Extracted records
===============

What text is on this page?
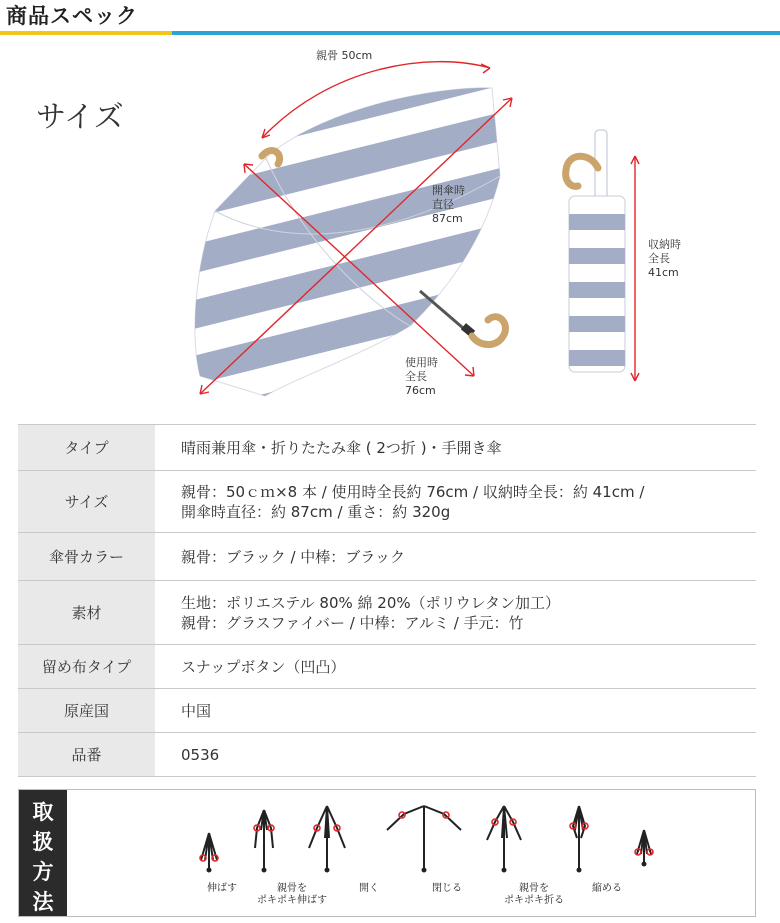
商品スペック
サイズ
親骨 50cm
開傘時
直径
87cm
使用時
全長
76cm
収納時
全長
41cm
タイプ	晴雨兼用傘・折りたたみ傘 ( 2つ折 )・手開き傘

サイズ	親骨：50ｃｍ×8 本 / 使用時全長約 76cm / 収納時全長：約 41cm /
開傘時直径：約 87cm / 重さ：約 320g

傘骨カラー	親骨：ブラック / 中棒：ブラック

素材	生地：ポリエステル 80% 綿 20%（ポリウレタン加工）
親骨：グラスファイバー / 中棒：アルミ / 手元：竹

留め布タイプ	スナップボタン（凹凸）

原産国	中国

品番	0536
取
扱
方
法
伸ばす	親骨を
ポキポキ伸ばす
開く	閉じる	親骨を
ポキポキ折る
縮める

===============

Goal: All entries must be written out again exactly as given, with no pictures in the copy.

Correct output:
What text is on this page?
商品スペック
サイズ
親骨 50cm
開傘時
直径
87cm
使用時
全長
76cm
収納時
全長
41cm
タイプ	晴雨兼用傘・折りたたみ傘 ( 2つ折 )・手開き傘

サイズ	親骨：50ｃｍ×8 本 / 使用時全長約 76cm / 収納時全長：約 41cm /
開傘時直径：約 87cm / 重さ：約 320g

傘骨カラー	親骨：ブラック / 中棒：ブラック

素材	生地：ポリエステル 80% 綿 20%（ポリウレタン加工）
親骨：グラスファイバー / 中棒：アルミ / 手元：竹

留め布タイプ	スナップボタン（凹凸）

原産国	中国

品番	0536
取
扱
方
法
伸ばす	親骨を
ポキポキ伸ばす
開く	閉じる	親骨を
ポキポキ折る
縮める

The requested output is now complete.